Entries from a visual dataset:
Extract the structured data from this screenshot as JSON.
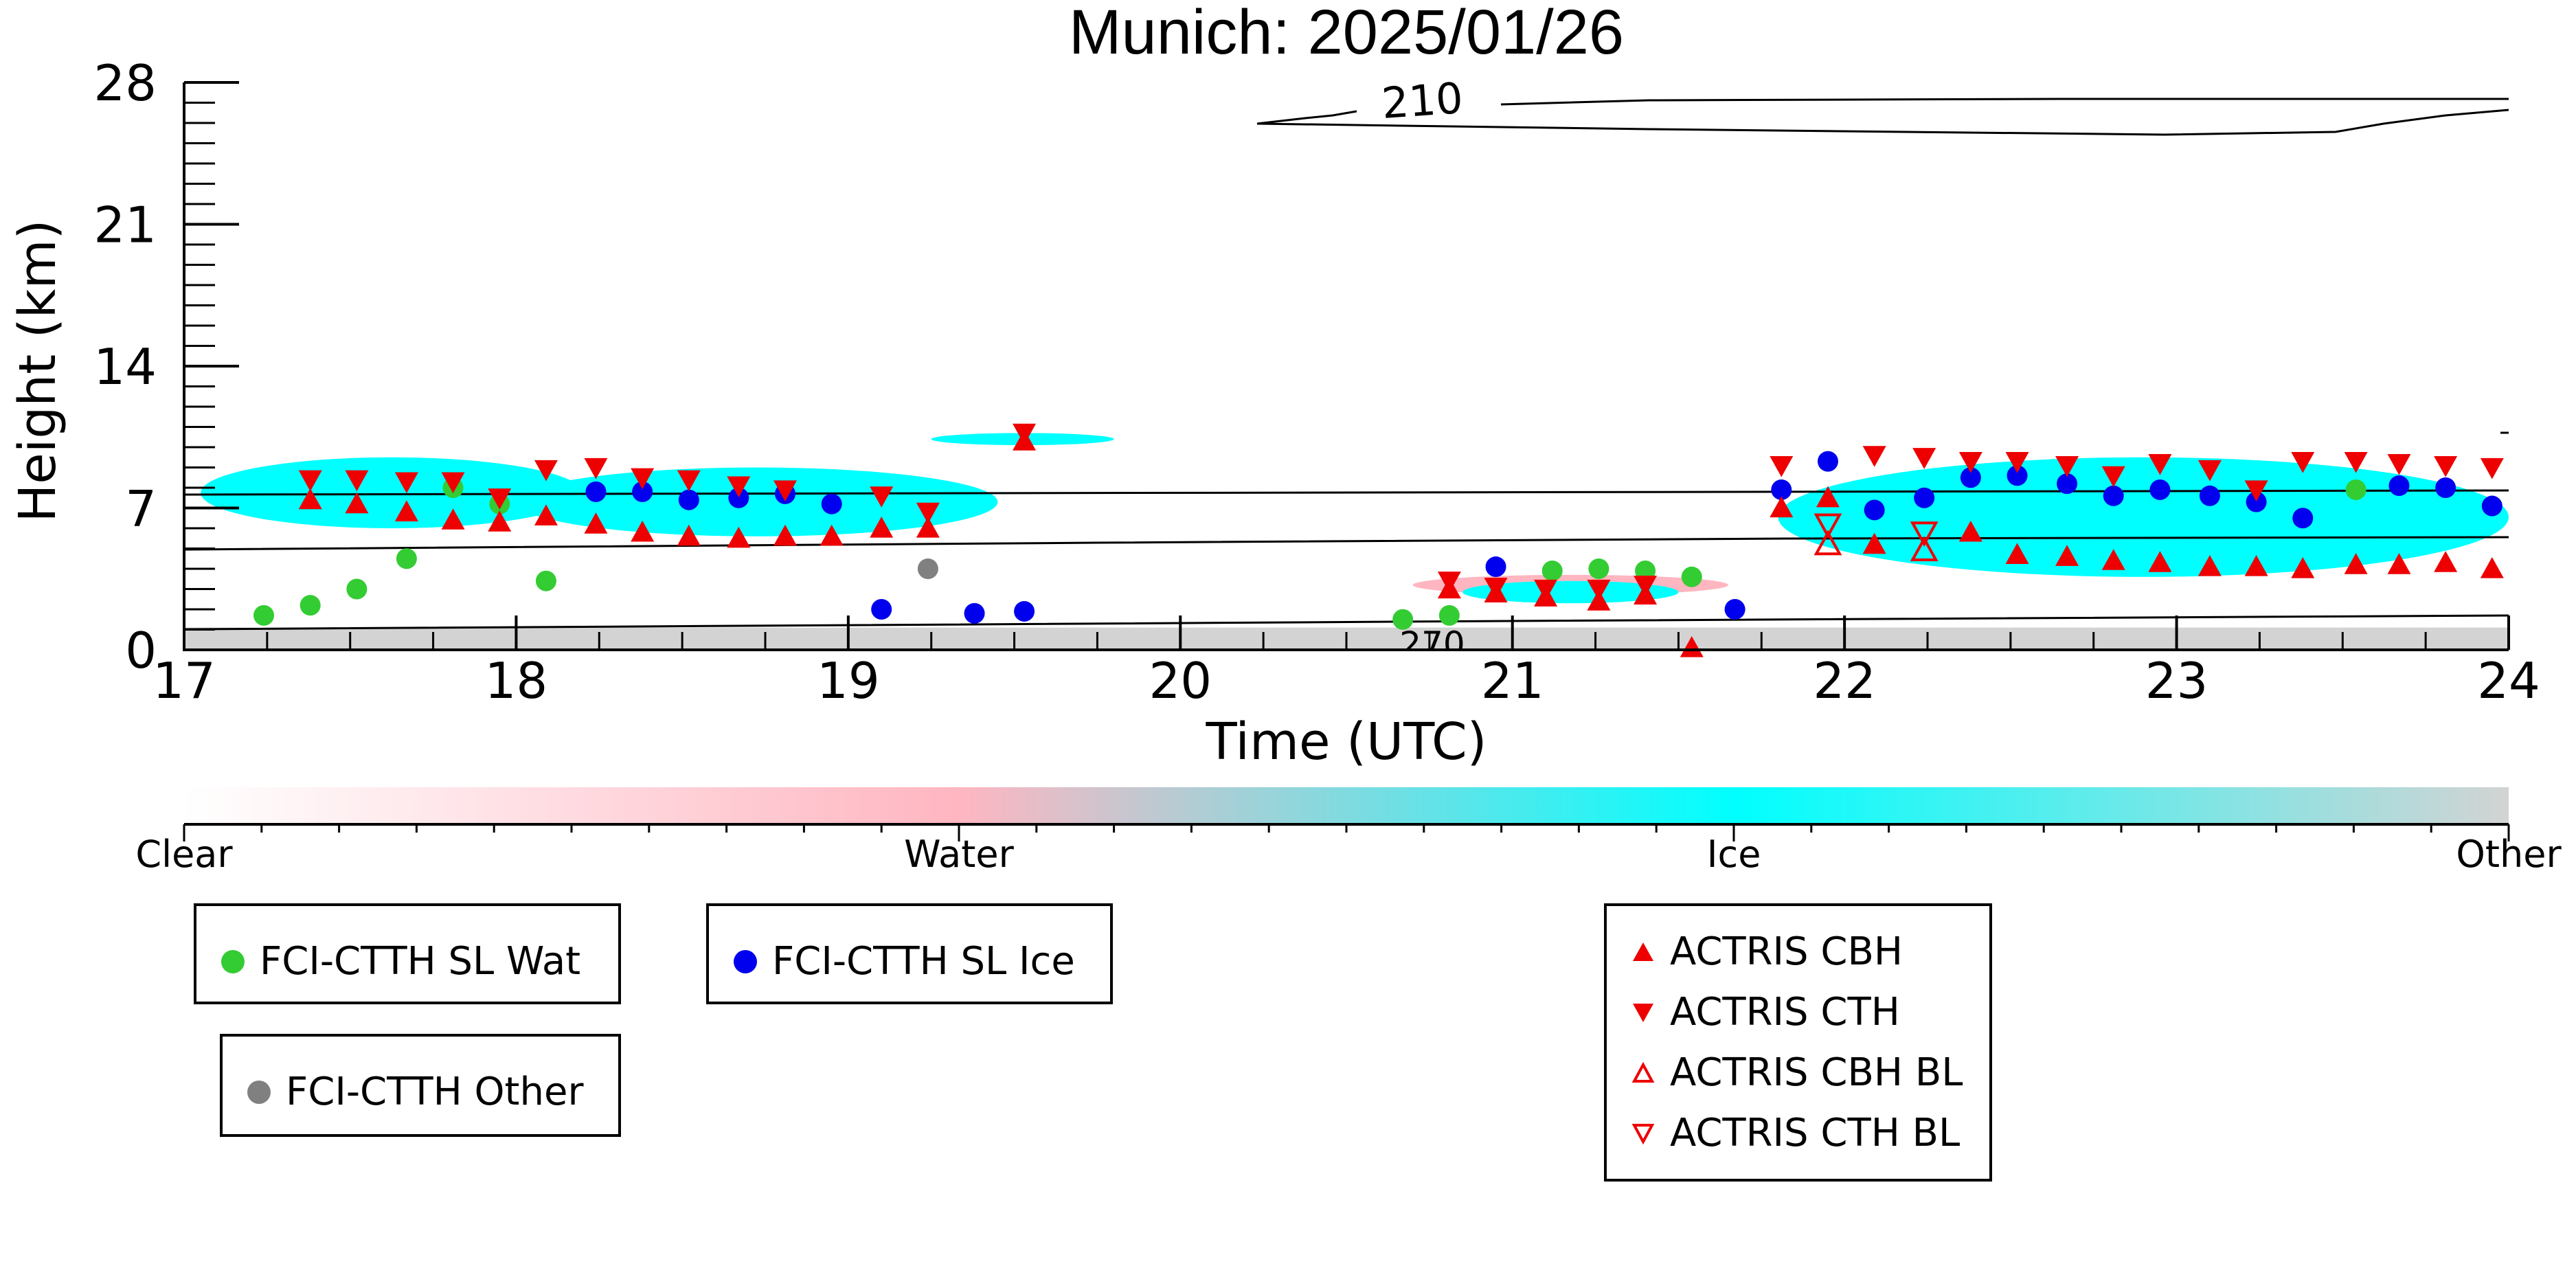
{
  "chart_data": {
    "type": "scatter",
    "title": "Munich: 2025/01/26",
    "xlabel": "Time (UTC)",
    "ylabel": "Height (km)",
    "xlim": [
      17,
      24
    ],
    "ylim": [
      0,
      28
    ],
    "xticks": [
      "17",
      "18",
      "19",
      "20",
      "21",
      "22",
      "23",
      "24"
    ],
    "yticks": [
      "0",
      "7",
      "14",
      "21",
      "28"
    ],
    "grid": false,
    "colorbar": {
      "labels": [
        "Clear",
        "Water",
        "Ice",
        "Other"
      ],
      "colors": [
        "#ffffff",
        "#ffb6c1",
        "#00ffff",
        "#d3d3d3"
      ]
    },
    "contours": [
      {
        "label": "210",
        "level_km": 27.0
      },
      {
        "label": "270",
        "level_km": 0.4
      }
    ],
    "mask_regions": [
      {
        "class": "Ice",
        "x": [
          17.05,
          18.2
        ],
        "y": [
          6.0,
          9.5
        ]
      },
      {
        "class": "Ice",
        "x": [
          18.0,
          19.45
        ],
        "y": [
          5.6,
          9.0
        ]
      },
      {
        "class": "Ice",
        "x": [
          19.25,
          19.8
        ],
        "y": [
          10.1,
          10.7
        ]
      },
      {
        "class": "Water",
        "x": [
          20.7,
          21.65
        ],
        "y": [
          2.7,
          3.7
        ]
      },
      {
        "class": "Ice",
        "x": [
          20.85,
          21.5
        ],
        "y": [
          2.3,
          3.4
        ]
      },
      {
        "class": "Ice",
        "x": [
          21.8,
          24.0
        ],
        "y": [
          3.6,
          9.5
        ]
      },
      {
        "class": "Other",
        "x": [
          17.0,
          24.0
        ],
        "y": [
          0.0,
          1.1
        ]
      }
    ],
    "series": [
      {
        "name": "FCI-CTTH SL Wat",
        "color": "#33cc33",
        "marker": "circle",
        "points": [
          [
            17.24,
            1.7
          ],
          [
            17.38,
            2.2
          ],
          [
            17.52,
            3.0
          ],
          [
            17.67,
            4.5
          ],
          [
            17.81,
            8.0
          ],
          [
            17.95,
            7.2
          ],
          [
            18.09,
            3.4
          ],
          [
            20.67,
            1.5
          ],
          [
            20.81,
            1.7
          ],
          [
            21.12,
            3.9
          ],
          [
            21.26,
            4.0
          ],
          [
            21.4,
            3.9
          ],
          [
            21.54,
            3.6
          ],
          [
            23.54,
            7.9
          ]
        ]
      },
      {
        "name": "FCI-CTTH SL Ice",
        "color": "#0000ee",
        "marker": "circle",
        "points": [
          [
            18.24,
            7.8
          ],
          [
            18.38,
            7.8
          ],
          [
            18.52,
            7.4
          ],
          [
            18.67,
            7.5
          ],
          [
            18.81,
            7.7
          ],
          [
            18.95,
            7.2
          ],
          [
            19.1,
            2.0
          ],
          [
            19.38,
            1.8
          ],
          [
            19.53,
            1.9
          ],
          [
            20.95,
            4.1
          ],
          [
            21.67,
            2.0
          ],
          [
            21.81,
            7.9
          ],
          [
            21.95,
            9.3
          ],
          [
            22.09,
            6.9
          ],
          [
            22.24,
            7.5
          ],
          [
            22.38,
            8.5
          ],
          [
            22.52,
            8.6
          ],
          [
            22.67,
            8.2
          ],
          [
            22.81,
            7.6
          ],
          [
            22.95,
            7.9
          ],
          [
            23.1,
            7.6
          ],
          [
            23.24,
            7.3
          ],
          [
            23.38,
            6.5
          ],
          [
            23.67,
            8.1
          ],
          [
            23.81,
            8.0
          ],
          [
            23.95,
            7.1
          ]
        ]
      },
      {
        "name": "FCI-CTTH Other",
        "color": "#808080",
        "marker": "circle",
        "points": [
          [
            19.24,
            4.0
          ]
        ]
      },
      {
        "name": "ACTRIS CBH",
        "color": "#ee0000",
        "marker": "triangle-up",
        "points": [
          [
            17.38,
            7.4
          ],
          [
            17.52,
            7.2
          ],
          [
            17.67,
            6.8
          ],
          [
            17.81,
            6.4
          ],
          [
            17.95,
            6.3
          ],
          [
            18.09,
            6.6
          ],
          [
            18.24,
            6.2
          ],
          [
            18.38,
            5.8
          ],
          [
            18.52,
            5.6
          ],
          [
            18.67,
            5.5
          ],
          [
            18.81,
            5.6
          ],
          [
            18.95,
            5.6
          ],
          [
            19.1,
            6.0
          ],
          [
            19.24,
            6.0
          ],
          [
            19.53,
            10.3
          ],
          [
            20.81,
            3.0
          ],
          [
            20.95,
            2.8
          ],
          [
            21.1,
            2.6
          ],
          [
            21.26,
            2.4
          ],
          [
            21.4,
            2.7
          ],
          [
            21.54,
            0.1
          ],
          [
            21.81,
            7.0
          ],
          [
            21.95,
            7.5
          ],
          [
            22.09,
            5.2
          ],
          [
            22.38,
            5.8
          ],
          [
            22.52,
            4.7
          ],
          [
            22.67,
            4.6
          ],
          [
            22.81,
            4.4
          ],
          [
            22.95,
            4.3
          ],
          [
            23.1,
            4.1
          ],
          [
            23.24,
            4.1
          ],
          [
            23.38,
            4.0
          ],
          [
            23.54,
            4.2
          ],
          [
            23.67,
            4.2
          ],
          [
            23.81,
            4.3
          ],
          [
            23.95,
            4.0
          ]
        ]
      },
      {
        "name": "ACTRIS CTH",
        "color": "#ee0000",
        "marker": "triangle-down",
        "points": [
          [
            17.38,
            8.4
          ],
          [
            17.52,
            8.4
          ],
          [
            17.67,
            8.3
          ],
          [
            17.81,
            8.3
          ],
          [
            17.95,
            7.5
          ],
          [
            18.09,
            8.9
          ],
          [
            18.24,
            9.0
          ],
          [
            18.38,
            8.5
          ],
          [
            18.52,
            8.4
          ],
          [
            18.67,
            8.1
          ],
          [
            18.81,
            7.9
          ],
          [
            19.1,
            7.6
          ],
          [
            19.24,
            6.8
          ],
          [
            19.53,
            10.7
          ],
          [
            20.81,
            3.4
          ],
          [
            20.95,
            3.1
          ],
          [
            21.1,
            3.0
          ],
          [
            21.26,
            3.0
          ],
          [
            21.4,
            3.2
          ],
          [
            21.81,
            9.1
          ],
          [
            22.09,
            9.6
          ],
          [
            22.24,
            9.5
          ],
          [
            22.38,
            9.3
          ],
          [
            22.52,
            9.3
          ],
          [
            22.67,
            9.1
          ],
          [
            22.81,
            8.6
          ],
          [
            22.95,
            9.2
          ],
          [
            23.1,
            8.9
          ],
          [
            23.24,
            7.9
          ],
          [
            23.38,
            9.3
          ],
          [
            23.54,
            9.3
          ],
          [
            23.67,
            9.2
          ],
          [
            23.81,
            9.1
          ],
          [
            23.95,
            9.0
          ]
        ]
      },
      {
        "name": "ACTRIS CBH BL",
        "color": "#ee0000",
        "marker": "triangle-up-open",
        "points": [
          [
            21.95,
            5.2
          ],
          [
            22.24,
            4.9
          ]
        ]
      },
      {
        "name": "ACTRIS CTH BL",
        "color": "#ee0000",
        "marker": "triangle-down-open",
        "points": [
          [
            21.95,
            6.2
          ],
          [
            22.24,
            5.8
          ]
        ]
      }
    ]
  }
}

__WHAT IS BEING ASKED__:
Collect every line with the string "triangle" from the records, and copy each.

__EXPECTED ANSWER__:
        "marker": "triangle-up",
        "marker": "triangle-down",
        "marker": "triangle-up-open",
        "marker": "triangle-down-open",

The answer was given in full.